Copy the lines below verbatim, from the first one through the line containing "- volume-bar: [335, 398, 340, 432]", both included.
### Input for this task ###
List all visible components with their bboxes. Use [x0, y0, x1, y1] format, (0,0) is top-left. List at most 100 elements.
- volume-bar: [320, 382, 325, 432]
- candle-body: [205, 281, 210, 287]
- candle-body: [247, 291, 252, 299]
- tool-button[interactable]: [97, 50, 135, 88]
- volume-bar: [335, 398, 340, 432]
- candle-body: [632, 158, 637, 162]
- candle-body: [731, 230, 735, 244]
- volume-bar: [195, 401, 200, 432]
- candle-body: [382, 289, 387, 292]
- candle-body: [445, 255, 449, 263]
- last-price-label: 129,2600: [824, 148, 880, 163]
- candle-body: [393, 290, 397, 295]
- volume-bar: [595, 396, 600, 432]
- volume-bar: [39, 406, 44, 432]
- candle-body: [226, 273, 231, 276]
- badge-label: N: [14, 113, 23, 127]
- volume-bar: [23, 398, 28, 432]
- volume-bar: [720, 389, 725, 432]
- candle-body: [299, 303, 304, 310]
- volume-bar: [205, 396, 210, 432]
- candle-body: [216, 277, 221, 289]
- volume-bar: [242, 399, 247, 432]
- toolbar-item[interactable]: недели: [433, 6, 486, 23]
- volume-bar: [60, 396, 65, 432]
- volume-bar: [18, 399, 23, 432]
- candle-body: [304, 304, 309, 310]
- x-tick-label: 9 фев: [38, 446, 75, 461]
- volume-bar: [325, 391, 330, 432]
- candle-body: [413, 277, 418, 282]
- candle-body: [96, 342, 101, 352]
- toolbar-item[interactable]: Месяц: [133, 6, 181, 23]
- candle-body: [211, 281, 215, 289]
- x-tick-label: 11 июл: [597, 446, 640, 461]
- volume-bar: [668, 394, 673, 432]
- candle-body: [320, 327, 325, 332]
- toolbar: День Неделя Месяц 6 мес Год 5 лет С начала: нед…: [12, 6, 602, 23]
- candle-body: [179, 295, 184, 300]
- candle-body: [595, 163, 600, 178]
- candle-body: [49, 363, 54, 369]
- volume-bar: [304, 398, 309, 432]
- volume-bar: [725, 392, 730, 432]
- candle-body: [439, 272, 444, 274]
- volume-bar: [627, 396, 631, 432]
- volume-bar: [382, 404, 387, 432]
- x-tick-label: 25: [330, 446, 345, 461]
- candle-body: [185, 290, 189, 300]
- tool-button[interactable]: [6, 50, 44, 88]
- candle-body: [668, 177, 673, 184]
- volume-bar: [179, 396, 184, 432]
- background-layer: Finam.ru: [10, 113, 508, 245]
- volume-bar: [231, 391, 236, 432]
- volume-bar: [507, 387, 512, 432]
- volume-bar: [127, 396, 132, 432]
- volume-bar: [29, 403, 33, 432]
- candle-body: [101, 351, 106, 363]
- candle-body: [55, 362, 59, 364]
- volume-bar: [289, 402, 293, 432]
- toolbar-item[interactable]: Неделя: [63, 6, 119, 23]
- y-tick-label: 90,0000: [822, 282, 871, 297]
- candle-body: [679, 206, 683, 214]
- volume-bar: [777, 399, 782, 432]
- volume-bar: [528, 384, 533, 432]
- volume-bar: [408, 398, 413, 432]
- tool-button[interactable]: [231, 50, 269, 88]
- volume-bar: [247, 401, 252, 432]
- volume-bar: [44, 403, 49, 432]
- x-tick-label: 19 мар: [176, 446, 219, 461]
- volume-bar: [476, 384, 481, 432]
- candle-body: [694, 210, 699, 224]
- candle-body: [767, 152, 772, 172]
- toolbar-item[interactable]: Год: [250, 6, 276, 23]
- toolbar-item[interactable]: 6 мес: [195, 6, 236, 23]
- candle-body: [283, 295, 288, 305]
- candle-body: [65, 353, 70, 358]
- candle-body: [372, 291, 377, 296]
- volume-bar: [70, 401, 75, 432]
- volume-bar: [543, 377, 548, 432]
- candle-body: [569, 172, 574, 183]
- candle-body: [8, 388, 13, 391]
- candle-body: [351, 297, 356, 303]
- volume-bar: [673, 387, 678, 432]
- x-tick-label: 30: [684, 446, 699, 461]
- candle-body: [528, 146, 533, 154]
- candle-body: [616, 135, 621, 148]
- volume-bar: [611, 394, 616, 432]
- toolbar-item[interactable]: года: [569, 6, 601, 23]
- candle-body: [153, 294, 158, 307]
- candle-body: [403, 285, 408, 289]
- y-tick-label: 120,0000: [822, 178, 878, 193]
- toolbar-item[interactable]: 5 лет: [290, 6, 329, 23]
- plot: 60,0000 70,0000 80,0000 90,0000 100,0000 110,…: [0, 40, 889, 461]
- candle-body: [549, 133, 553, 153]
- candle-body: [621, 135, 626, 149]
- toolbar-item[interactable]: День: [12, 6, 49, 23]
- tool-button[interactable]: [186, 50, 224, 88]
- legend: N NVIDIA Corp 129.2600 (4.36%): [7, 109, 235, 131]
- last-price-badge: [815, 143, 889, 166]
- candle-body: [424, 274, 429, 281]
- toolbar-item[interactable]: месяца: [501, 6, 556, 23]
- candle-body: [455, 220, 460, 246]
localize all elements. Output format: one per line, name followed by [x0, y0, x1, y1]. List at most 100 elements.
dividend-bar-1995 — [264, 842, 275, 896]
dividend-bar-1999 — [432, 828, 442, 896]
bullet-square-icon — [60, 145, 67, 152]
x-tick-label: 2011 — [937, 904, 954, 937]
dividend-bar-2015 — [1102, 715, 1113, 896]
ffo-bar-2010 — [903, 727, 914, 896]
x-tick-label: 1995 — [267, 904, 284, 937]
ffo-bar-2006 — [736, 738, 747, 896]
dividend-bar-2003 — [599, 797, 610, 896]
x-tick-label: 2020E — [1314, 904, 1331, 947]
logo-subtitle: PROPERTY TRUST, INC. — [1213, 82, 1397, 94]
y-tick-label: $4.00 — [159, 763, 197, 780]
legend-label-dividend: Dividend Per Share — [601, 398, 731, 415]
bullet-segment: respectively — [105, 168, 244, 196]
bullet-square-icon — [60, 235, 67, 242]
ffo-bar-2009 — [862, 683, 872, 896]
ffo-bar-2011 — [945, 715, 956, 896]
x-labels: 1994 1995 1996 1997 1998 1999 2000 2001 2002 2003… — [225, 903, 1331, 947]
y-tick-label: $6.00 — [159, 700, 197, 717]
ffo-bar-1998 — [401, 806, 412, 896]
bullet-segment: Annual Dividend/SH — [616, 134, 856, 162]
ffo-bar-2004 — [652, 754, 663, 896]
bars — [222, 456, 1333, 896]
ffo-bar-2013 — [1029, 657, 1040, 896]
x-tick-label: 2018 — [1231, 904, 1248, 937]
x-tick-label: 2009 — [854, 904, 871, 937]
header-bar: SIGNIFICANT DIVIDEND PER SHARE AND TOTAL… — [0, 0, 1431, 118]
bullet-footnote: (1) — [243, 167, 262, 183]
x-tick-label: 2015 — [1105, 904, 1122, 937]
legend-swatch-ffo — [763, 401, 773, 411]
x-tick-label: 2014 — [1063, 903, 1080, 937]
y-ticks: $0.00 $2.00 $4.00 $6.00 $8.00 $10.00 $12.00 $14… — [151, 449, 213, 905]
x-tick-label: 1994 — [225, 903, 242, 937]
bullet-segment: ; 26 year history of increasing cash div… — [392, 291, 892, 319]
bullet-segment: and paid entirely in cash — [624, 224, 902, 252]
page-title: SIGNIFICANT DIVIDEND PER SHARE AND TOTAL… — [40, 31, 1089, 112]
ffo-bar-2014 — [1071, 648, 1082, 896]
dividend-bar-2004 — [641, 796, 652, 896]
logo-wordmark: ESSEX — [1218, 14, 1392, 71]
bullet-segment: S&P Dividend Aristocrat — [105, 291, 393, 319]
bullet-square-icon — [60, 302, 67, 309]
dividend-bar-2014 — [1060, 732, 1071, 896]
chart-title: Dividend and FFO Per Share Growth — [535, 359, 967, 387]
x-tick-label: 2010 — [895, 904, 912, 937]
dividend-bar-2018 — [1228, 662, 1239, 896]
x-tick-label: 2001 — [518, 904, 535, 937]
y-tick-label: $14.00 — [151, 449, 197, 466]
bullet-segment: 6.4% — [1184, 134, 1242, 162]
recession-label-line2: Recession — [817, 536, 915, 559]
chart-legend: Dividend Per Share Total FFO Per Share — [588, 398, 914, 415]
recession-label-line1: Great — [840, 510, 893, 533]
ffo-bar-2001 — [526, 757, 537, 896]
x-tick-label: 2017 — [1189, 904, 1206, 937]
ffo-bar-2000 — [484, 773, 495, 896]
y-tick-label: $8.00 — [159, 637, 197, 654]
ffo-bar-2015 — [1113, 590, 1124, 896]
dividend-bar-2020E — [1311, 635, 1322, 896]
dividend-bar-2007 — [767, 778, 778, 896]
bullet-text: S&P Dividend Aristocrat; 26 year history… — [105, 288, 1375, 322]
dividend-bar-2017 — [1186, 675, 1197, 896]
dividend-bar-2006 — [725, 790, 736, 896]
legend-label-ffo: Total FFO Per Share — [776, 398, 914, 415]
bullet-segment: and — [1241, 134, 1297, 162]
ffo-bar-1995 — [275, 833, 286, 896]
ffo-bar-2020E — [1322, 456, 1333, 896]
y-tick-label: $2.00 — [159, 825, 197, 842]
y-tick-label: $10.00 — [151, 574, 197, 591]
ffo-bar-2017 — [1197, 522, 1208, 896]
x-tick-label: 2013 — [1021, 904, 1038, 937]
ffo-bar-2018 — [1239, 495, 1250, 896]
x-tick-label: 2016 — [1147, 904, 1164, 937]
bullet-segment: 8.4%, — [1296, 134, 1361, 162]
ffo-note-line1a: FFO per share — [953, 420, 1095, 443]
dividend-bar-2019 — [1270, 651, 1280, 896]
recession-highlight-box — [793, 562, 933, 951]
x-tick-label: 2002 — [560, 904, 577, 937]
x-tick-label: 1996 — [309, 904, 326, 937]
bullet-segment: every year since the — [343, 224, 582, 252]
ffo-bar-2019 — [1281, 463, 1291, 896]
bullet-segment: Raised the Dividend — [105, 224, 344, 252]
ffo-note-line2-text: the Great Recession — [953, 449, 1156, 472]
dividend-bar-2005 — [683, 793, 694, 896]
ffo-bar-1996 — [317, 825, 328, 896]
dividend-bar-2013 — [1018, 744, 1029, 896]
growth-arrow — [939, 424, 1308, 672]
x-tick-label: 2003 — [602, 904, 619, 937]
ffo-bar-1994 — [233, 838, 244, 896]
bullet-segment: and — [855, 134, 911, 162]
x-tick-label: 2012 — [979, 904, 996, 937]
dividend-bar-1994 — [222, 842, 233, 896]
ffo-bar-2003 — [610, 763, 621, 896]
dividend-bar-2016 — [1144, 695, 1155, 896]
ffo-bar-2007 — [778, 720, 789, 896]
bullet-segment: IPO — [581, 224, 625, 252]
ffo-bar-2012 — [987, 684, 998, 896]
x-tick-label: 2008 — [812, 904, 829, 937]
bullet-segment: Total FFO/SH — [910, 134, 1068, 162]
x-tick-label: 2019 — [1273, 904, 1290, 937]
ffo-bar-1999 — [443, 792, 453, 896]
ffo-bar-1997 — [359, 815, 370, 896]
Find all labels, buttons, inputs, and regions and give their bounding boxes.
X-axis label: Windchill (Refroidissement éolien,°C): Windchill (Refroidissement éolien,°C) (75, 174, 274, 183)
###
### Final result:
List all visible components with their bboxes. Use [x0, y0, x1, y1] format, (0,0) is top-left. List at most 100 elements.
- volume-bar: [320, 382, 325, 432]
- candle-body: [205, 281, 210, 287]
- candle-body: [247, 291, 252, 299]
- tool-button[interactable]: [97, 50, 135, 88]
- volume-bar: [335, 398, 340, 432]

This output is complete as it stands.